● **Written task**
Output word for word the lines from the one with "Output a JSON" to the final line of the data, both ends included, but skip the pictures.

= = = = =

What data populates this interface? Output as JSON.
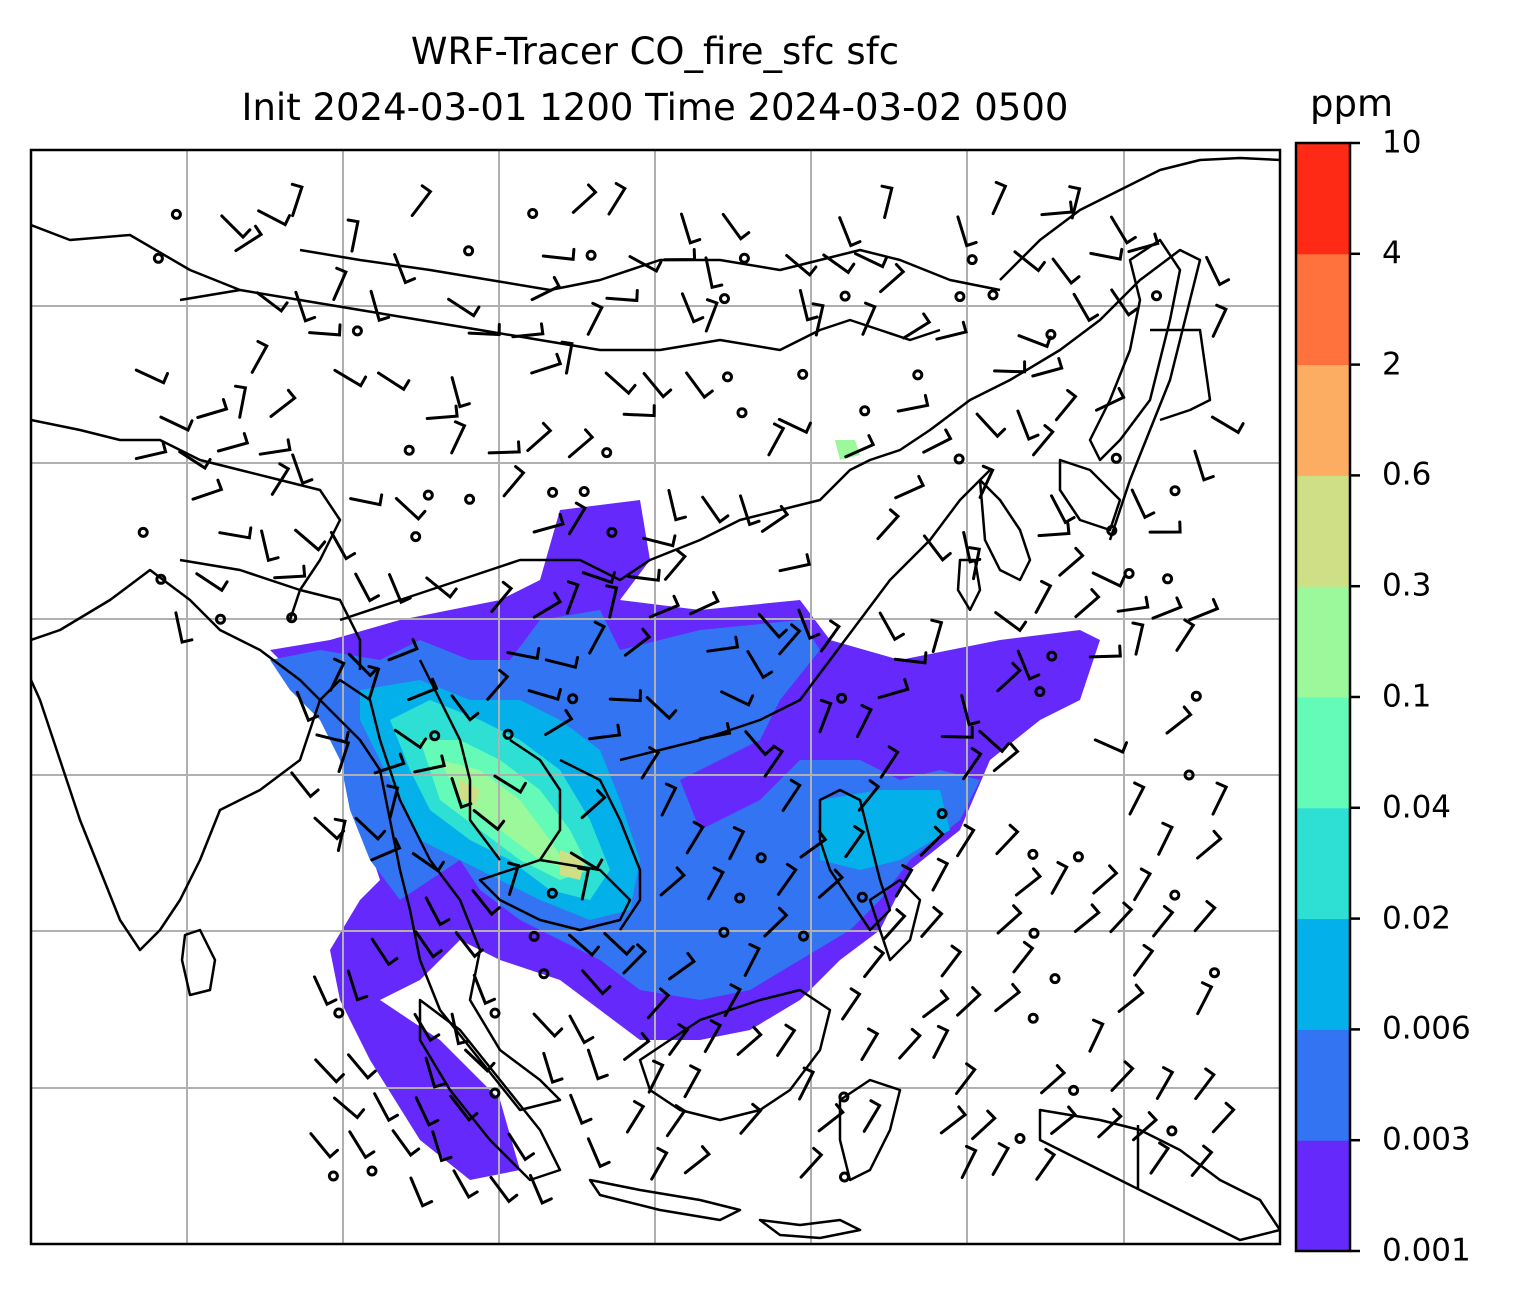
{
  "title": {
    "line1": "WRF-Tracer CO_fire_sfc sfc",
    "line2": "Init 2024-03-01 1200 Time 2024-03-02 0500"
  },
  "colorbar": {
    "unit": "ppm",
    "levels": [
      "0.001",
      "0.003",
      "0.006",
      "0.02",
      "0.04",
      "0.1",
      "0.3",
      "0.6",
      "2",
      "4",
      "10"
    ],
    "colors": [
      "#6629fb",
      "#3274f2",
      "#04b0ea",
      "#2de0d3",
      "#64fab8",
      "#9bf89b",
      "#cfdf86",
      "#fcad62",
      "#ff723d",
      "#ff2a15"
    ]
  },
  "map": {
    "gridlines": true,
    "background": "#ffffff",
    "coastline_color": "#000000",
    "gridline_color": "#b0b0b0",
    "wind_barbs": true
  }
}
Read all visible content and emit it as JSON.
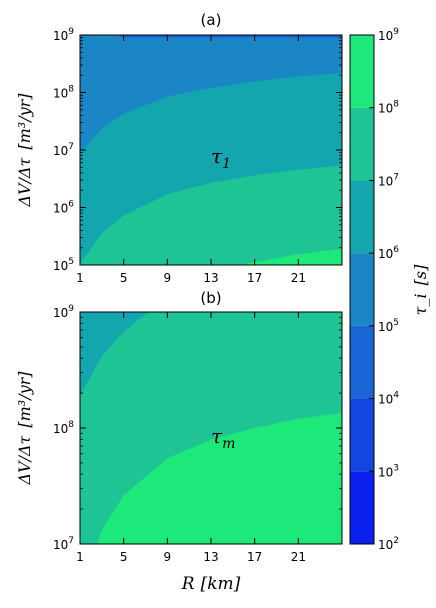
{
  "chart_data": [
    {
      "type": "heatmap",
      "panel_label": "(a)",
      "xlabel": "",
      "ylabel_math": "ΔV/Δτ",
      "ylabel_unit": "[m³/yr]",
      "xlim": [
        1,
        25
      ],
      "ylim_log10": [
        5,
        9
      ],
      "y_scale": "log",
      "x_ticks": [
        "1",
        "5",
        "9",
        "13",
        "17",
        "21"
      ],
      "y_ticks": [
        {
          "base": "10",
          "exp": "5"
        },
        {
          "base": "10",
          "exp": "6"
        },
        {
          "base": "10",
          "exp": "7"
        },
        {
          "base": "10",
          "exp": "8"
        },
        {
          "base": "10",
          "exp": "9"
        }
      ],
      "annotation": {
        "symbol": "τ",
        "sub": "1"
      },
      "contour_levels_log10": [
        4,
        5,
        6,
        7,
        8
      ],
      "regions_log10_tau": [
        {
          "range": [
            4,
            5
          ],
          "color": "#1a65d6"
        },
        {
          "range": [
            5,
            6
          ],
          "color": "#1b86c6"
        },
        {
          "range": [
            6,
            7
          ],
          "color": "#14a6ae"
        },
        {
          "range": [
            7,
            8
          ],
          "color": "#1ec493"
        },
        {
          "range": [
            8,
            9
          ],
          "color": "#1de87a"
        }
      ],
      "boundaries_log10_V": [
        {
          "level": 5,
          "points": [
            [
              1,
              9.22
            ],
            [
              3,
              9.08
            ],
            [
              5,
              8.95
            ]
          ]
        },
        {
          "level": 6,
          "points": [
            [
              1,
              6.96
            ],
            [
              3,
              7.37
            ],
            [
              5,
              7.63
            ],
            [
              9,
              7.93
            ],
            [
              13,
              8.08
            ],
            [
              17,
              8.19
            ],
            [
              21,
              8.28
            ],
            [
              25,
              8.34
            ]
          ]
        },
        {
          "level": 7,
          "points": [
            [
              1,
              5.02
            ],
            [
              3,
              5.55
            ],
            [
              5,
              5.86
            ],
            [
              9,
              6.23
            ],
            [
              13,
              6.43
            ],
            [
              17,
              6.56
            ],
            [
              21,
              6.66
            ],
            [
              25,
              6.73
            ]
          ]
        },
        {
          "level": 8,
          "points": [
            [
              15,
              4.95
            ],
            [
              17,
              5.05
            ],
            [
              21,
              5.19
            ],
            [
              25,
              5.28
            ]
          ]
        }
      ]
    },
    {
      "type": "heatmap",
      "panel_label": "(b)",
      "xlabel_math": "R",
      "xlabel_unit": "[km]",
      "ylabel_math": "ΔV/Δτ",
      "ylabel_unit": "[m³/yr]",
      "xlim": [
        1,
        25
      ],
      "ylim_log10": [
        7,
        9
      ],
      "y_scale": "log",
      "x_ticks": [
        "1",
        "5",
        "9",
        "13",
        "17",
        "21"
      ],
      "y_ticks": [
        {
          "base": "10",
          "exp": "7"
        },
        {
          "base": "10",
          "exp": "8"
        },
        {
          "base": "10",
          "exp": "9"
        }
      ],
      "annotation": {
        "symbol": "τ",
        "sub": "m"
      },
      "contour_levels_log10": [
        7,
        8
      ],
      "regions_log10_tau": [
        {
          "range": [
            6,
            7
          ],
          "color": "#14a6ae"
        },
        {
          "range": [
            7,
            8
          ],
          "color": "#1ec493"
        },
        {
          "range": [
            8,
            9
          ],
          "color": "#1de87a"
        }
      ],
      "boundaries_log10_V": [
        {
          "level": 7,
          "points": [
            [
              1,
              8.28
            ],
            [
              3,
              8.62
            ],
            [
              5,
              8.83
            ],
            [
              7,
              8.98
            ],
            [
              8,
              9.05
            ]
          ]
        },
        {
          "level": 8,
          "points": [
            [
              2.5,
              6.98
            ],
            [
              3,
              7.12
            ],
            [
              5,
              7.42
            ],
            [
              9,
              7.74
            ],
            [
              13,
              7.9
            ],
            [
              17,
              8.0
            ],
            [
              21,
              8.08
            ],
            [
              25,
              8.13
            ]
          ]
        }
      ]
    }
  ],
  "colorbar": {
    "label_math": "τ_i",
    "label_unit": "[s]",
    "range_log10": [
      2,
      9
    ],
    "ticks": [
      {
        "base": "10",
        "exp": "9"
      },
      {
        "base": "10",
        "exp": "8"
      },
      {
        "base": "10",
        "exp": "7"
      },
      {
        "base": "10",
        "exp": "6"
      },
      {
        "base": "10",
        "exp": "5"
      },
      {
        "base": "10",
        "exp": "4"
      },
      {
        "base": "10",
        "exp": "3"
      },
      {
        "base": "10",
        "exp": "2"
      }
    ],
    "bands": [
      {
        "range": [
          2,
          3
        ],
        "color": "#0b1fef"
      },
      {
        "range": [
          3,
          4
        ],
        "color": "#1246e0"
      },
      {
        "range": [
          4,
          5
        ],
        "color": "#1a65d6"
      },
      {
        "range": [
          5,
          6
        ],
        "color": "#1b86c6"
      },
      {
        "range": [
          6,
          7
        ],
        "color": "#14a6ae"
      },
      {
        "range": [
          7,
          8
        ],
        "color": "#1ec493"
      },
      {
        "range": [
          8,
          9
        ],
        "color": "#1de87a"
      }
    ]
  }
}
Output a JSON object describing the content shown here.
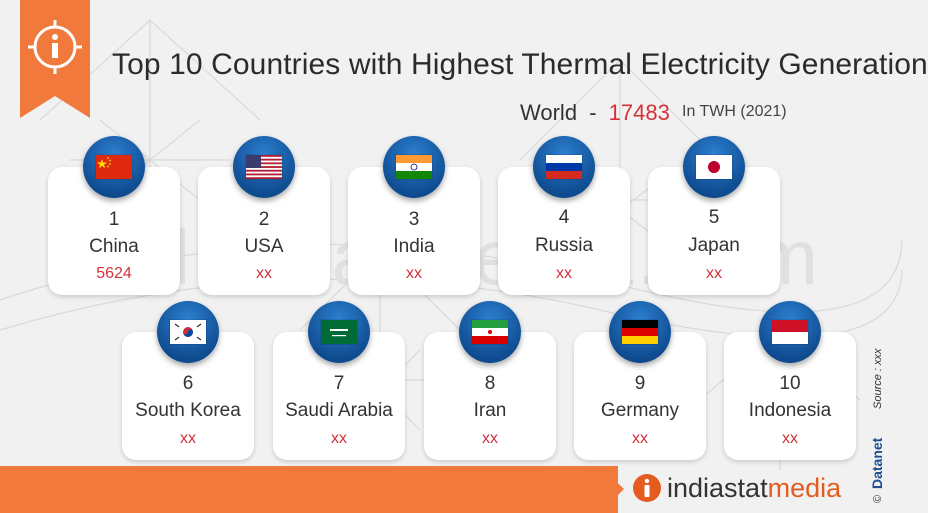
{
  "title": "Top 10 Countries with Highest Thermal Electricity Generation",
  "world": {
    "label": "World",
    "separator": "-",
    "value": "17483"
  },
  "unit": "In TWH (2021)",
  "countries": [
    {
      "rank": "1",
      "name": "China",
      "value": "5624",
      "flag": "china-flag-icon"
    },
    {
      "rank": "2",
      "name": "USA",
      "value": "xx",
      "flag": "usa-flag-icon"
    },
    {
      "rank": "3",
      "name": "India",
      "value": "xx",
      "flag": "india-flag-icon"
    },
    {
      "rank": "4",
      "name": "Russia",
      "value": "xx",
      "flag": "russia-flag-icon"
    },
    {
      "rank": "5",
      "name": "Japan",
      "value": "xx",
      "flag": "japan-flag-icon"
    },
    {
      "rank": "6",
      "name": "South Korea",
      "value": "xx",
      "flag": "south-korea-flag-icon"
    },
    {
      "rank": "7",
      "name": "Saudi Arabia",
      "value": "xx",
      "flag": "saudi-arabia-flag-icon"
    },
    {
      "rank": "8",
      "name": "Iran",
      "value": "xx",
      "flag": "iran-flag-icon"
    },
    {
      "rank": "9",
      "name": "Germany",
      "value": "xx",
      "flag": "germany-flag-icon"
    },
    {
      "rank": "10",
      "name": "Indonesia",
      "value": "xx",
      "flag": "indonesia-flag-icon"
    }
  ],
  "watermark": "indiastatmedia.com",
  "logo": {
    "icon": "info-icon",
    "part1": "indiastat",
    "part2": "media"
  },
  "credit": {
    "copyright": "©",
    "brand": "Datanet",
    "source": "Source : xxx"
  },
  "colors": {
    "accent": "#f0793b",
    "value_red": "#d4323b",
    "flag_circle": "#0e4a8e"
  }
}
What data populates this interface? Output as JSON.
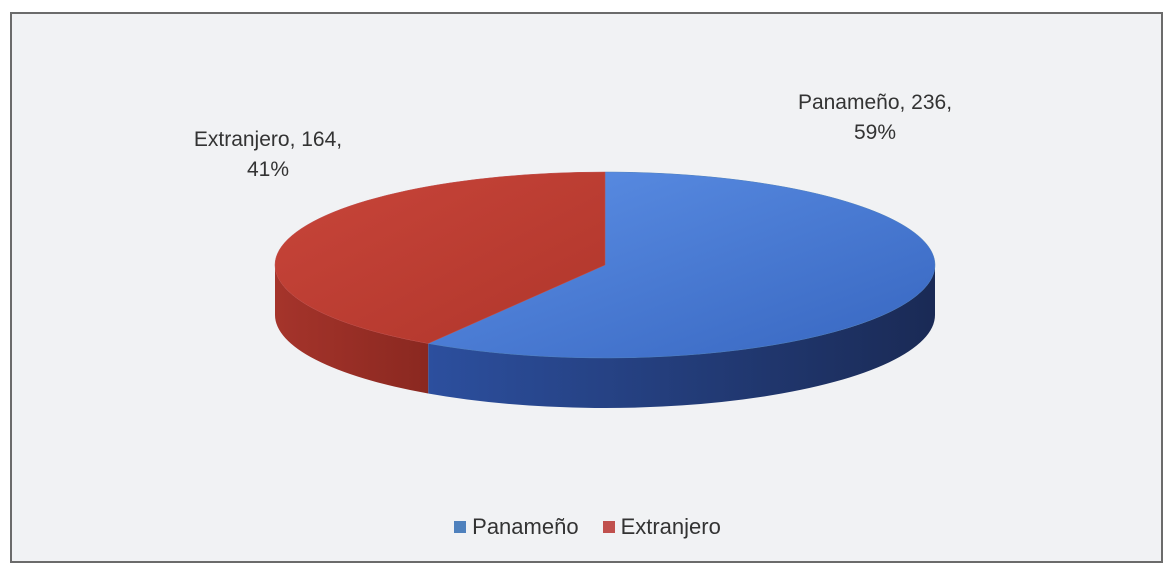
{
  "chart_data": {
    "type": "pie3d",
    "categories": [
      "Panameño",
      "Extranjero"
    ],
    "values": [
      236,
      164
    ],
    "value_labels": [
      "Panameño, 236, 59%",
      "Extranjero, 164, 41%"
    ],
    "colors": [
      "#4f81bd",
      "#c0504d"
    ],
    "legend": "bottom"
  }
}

= = = = =

● **Solution to this exercise**
Output a JSON object describing the content shown here.
{
  "title": "Top 10 Countries with Highest Thermal Electricity Generation",
  "world": {
    "label": "World",
    "separator": "-",
    "value": "17483"
  },
  "unit": "In TWH (2021)",
  "countries": [
    {
      "rank": "1",
      "name": "China",
      "value": "5624",
      "flag": "china-flag-icon"
    },
    {
      "rank": "2",
      "name": "USA",
      "value": "xx",
      "flag": "usa-flag-icon"
    },
    {
      "rank": "3",
      "name": "India",
      "value": "xx",
      "flag": "india-flag-icon"
    },
    {
      "rank": "4",
      "name": "Russia",
      "value": "xx",
      "flag": "russia-flag-icon"
    },
    {
      "rank": "5",
      "name": "Japan",
      "value": "xx",
      "flag": "japan-flag-icon"
    },
    {
      "rank": "6",
      "name": "South Korea",
      "value": "xx",
      "flag": "south-korea-flag-icon"
    },
    {
      "rank": "7",
      "name": "Saudi Arabia",
      "value": "xx",
      "flag": "saudi-arabia-flag-icon"
    },
    {
      "rank": "8",
      "name": "Iran",
      "value": "xx",
      "flag": "iran-flag-icon"
    },
    {
      "rank": "9",
      "name": "Germany",
      "value": "xx",
      "flag": "germany-flag-icon"
    },
    {
      "rank": "10",
      "name": "Indonesia",
      "value": "xx",
      "flag": "indonesia-flag-icon"
    }
  ],
  "watermark": "indiastatmedia.com",
  "logo": {
    "icon": "info-icon",
    "part1": "indiastat",
    "part2": "media"
  },
  "credit": {
    "copyright": "©",
    "brand": "Datanet",
    "source": "Source : xxx"
  },
  "colors": {
    "accent": "#f0793b",
    "value_red": "#d4323b",
    "flag_circle": "#0e4a8e"
  }
}
What data populates this interface? Output as JSON.
{
  "chart_data": {
    "type": "pie3d",
    "categories": [
      "Panameño",
      "Extranjero"
    ],
    "values": [
      236,
      164
    ],
    "value_labels": [
      "Panameño, 236, 59%",
      "Extranjero, 164, 41%"
    ],
    "colors": [
      "#4f81bd",
      "#c0504d"
    ],
    "legend": "bottom"
  }
}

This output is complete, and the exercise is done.